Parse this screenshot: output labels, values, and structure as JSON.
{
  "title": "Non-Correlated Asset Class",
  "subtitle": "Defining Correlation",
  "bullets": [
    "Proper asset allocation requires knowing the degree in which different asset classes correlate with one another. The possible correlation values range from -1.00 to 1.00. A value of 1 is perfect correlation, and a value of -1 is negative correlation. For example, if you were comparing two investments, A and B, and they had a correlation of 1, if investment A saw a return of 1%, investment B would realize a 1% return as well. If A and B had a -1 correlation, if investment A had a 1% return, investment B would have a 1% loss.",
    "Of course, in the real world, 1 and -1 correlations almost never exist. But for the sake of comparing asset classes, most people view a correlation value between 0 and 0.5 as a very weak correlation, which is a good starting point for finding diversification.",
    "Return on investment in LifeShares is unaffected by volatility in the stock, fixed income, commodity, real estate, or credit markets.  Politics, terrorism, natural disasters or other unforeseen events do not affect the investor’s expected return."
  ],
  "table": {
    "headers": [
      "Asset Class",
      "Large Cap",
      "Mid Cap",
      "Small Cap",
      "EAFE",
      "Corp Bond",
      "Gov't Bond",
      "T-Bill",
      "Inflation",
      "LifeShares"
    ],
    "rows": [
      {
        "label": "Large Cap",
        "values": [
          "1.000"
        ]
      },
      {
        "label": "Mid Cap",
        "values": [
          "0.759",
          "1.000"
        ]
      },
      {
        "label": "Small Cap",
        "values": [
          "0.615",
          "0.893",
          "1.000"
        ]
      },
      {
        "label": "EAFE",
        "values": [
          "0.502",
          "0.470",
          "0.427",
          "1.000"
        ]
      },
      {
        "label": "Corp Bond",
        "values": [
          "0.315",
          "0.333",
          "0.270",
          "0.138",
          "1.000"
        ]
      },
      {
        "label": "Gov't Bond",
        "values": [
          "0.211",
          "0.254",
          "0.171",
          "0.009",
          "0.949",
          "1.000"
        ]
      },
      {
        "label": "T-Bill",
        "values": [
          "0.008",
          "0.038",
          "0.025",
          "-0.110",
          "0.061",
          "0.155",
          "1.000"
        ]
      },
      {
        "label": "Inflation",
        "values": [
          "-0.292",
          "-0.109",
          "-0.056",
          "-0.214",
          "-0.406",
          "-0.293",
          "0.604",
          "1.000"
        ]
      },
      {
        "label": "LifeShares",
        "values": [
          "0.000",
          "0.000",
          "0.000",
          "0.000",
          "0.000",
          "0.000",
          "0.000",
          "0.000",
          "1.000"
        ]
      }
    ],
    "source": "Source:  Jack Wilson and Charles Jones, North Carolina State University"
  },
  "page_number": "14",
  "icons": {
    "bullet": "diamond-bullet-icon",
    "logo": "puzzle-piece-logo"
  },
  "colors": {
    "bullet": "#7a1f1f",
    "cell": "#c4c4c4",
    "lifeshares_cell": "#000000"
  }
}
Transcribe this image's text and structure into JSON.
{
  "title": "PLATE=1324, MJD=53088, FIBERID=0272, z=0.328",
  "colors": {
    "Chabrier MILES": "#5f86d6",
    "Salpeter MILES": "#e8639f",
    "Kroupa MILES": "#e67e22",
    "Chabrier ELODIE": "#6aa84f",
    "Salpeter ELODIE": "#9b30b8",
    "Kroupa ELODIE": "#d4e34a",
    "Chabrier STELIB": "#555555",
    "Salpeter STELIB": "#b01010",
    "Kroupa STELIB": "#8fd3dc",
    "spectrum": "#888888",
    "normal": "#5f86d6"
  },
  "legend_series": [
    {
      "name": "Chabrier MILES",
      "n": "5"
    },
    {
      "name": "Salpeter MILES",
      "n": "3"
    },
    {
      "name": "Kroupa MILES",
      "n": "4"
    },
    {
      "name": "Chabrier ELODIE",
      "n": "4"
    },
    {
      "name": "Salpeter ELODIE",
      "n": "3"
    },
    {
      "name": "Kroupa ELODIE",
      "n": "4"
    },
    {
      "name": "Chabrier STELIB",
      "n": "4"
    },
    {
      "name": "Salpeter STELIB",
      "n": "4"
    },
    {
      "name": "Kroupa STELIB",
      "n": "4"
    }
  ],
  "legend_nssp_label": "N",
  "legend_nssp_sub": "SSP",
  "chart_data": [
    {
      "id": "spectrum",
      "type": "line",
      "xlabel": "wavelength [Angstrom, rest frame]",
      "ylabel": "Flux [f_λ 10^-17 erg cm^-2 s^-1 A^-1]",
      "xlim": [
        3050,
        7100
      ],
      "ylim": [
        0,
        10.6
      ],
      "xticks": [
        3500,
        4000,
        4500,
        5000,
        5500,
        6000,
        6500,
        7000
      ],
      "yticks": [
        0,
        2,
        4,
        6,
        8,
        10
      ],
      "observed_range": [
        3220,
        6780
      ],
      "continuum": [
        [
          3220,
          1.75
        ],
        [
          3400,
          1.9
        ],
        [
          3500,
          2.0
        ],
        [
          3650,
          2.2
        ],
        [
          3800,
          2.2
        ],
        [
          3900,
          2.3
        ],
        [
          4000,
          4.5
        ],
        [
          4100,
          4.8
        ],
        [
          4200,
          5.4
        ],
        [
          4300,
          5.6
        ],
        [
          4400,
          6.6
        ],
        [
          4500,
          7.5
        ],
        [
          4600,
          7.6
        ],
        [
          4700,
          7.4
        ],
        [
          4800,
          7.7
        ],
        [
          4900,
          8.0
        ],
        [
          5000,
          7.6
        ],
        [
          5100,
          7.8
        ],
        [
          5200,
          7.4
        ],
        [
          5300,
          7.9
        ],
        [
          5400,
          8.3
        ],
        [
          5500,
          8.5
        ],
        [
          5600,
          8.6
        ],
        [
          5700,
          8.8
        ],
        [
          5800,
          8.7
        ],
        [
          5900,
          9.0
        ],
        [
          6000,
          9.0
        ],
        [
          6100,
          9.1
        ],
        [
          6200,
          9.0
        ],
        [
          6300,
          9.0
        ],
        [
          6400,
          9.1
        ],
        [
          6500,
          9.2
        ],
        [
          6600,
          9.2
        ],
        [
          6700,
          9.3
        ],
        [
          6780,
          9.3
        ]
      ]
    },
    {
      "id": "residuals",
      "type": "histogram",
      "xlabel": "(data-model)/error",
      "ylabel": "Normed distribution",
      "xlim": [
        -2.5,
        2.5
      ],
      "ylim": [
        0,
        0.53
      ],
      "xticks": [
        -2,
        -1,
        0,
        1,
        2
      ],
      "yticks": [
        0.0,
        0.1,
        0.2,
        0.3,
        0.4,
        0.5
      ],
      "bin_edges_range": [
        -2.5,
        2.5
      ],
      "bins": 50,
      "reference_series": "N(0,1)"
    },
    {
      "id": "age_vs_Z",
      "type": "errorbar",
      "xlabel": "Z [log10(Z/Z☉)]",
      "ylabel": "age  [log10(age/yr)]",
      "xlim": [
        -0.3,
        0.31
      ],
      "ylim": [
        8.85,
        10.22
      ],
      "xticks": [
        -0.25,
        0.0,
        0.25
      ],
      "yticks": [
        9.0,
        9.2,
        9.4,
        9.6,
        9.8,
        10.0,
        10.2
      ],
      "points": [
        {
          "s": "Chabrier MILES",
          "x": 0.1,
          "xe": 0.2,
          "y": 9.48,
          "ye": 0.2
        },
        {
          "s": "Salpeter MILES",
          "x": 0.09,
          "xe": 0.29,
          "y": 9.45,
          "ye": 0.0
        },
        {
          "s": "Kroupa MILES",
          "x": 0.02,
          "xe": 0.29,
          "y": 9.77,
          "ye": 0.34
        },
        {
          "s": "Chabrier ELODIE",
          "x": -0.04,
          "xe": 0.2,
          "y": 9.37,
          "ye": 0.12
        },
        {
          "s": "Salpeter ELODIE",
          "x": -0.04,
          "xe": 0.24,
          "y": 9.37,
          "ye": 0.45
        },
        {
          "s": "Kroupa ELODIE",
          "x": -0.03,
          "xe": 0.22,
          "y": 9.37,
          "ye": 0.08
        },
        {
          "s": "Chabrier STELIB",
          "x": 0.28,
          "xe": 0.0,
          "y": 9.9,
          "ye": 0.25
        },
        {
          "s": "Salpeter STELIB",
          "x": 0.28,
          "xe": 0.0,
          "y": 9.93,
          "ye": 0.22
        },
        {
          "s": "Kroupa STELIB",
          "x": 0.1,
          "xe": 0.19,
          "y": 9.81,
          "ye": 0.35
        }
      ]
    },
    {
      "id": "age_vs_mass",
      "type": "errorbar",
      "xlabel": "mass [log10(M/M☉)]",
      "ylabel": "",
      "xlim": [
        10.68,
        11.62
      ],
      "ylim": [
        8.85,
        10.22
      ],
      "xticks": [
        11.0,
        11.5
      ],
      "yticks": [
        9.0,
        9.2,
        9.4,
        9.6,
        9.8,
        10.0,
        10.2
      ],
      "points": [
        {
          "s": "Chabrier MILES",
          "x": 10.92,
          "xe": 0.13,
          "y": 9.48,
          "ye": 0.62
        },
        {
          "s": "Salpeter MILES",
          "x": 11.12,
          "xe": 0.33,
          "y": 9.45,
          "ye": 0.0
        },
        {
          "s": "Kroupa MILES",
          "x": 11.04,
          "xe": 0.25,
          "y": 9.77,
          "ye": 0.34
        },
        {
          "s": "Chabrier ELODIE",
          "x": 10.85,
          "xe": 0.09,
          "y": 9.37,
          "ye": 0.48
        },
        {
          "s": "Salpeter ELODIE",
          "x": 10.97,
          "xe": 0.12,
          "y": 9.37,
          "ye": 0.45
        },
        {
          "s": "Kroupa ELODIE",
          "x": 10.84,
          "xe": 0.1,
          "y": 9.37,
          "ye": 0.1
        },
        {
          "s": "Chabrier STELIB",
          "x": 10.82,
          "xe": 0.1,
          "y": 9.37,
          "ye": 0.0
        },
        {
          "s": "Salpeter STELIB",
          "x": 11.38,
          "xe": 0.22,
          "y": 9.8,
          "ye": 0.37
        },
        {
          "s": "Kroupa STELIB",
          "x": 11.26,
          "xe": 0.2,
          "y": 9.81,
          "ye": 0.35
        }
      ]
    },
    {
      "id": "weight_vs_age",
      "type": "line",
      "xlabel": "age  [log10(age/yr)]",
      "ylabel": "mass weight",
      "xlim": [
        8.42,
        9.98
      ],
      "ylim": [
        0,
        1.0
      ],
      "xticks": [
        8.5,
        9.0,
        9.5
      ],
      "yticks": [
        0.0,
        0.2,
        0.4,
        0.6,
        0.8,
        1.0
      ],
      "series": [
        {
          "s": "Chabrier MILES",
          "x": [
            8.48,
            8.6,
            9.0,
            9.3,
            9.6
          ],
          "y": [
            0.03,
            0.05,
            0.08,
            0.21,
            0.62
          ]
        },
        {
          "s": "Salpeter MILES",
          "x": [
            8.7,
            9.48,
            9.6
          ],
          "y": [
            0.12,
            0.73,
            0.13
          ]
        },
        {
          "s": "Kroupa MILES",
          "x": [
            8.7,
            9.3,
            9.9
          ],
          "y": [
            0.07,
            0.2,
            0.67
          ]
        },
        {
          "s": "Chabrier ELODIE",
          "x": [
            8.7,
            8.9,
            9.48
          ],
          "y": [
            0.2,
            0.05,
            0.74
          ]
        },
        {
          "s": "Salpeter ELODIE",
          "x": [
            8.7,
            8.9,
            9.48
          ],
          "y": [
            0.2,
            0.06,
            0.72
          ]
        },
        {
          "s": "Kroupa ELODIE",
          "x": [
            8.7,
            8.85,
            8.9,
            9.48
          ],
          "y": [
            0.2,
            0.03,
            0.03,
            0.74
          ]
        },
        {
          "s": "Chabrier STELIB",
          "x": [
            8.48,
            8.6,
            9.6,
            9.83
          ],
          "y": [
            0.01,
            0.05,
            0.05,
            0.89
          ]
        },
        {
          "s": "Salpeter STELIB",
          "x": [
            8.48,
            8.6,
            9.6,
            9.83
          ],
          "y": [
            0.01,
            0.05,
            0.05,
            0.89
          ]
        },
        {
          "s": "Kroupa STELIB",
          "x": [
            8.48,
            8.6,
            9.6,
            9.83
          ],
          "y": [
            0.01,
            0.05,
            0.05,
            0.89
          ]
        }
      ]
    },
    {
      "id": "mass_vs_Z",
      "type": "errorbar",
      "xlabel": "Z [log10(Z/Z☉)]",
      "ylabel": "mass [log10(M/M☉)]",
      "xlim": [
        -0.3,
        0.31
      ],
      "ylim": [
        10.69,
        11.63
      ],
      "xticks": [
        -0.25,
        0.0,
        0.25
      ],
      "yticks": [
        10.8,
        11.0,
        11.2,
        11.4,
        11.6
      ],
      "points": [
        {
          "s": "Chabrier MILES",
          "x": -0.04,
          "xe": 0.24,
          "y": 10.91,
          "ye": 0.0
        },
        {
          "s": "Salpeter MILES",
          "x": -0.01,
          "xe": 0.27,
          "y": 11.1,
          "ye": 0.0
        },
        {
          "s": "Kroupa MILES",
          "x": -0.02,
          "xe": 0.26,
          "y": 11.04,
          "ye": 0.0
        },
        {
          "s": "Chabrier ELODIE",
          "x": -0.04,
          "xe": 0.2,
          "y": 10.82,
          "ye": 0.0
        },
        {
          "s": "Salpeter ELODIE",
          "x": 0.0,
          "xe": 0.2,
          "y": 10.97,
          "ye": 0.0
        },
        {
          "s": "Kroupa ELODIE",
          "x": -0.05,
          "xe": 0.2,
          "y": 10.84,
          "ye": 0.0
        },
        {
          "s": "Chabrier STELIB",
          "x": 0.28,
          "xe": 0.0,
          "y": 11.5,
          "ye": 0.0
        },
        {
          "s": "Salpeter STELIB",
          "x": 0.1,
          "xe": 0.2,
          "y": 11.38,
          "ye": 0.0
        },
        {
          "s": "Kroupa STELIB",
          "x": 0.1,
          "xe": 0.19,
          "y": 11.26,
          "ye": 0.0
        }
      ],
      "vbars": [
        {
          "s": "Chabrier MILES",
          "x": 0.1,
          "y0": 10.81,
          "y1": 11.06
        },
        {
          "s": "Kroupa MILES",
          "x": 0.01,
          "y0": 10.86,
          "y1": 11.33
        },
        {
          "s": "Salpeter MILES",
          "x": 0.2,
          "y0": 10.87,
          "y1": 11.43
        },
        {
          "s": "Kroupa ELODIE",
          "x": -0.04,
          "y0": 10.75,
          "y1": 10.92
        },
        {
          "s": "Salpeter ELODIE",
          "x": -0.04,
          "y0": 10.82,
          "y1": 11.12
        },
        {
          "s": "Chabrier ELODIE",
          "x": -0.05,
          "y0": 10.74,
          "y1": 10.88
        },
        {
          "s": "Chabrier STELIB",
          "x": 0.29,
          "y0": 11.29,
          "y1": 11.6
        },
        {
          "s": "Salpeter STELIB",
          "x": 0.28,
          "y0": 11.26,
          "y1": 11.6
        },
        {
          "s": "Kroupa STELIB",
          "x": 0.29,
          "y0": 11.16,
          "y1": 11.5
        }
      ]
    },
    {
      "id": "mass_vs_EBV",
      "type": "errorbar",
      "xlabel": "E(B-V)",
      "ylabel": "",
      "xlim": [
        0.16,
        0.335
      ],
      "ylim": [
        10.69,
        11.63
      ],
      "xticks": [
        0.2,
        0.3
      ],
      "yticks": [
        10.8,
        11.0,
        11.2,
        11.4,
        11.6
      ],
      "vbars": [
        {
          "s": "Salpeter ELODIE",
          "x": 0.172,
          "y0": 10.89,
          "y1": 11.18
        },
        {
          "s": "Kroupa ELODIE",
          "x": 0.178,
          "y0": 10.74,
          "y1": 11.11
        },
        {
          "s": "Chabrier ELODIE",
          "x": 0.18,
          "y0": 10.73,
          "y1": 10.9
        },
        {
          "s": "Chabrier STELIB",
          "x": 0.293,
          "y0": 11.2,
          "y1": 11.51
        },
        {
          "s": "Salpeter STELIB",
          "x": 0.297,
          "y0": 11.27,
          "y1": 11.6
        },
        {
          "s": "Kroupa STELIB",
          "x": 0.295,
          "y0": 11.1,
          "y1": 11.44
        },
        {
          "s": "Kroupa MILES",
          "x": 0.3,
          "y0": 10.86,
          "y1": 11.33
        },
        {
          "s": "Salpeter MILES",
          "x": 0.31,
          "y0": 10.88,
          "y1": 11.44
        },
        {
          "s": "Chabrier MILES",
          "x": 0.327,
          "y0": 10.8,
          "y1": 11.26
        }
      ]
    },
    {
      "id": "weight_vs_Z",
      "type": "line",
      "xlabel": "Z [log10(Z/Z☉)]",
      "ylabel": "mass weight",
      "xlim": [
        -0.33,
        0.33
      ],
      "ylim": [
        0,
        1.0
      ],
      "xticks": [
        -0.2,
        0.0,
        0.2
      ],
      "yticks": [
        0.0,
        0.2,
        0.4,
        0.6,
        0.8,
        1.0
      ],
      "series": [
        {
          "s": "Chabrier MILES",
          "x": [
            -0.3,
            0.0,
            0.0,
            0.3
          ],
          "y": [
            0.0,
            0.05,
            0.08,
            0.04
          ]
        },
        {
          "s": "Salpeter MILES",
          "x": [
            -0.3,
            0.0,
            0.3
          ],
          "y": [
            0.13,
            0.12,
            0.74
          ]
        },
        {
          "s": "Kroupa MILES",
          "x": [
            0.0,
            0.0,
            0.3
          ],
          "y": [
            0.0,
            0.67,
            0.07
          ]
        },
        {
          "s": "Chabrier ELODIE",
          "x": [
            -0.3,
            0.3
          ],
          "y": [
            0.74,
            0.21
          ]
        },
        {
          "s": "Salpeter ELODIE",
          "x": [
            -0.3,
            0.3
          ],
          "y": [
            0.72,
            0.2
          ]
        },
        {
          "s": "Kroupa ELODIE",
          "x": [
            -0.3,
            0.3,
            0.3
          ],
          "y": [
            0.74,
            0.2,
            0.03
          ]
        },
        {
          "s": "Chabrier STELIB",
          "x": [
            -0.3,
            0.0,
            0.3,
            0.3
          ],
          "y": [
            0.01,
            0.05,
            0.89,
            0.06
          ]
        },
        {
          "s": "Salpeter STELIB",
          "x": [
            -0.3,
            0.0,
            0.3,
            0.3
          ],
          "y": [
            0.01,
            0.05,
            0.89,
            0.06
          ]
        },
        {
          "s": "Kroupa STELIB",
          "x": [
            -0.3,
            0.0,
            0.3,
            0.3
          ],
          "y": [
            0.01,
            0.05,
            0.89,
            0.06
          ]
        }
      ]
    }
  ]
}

● PROMPT
Which lines include the word "name"? List them all.

● OUTPUT FOR THIS EXERCISE
      "name": "Chabrier MILES",
      "name": "Salpeter MILES",
      "name": "Kroupa MILES",
      "name": "Chabrier ELODIE",
      "name": "Salpeter ELODIE",
      "name": "Kroupa ELODIE",
      "name": "Chabrier STELIB",
      "name": "Salpeter STELIB",
      "name": "Kroupa STELIB",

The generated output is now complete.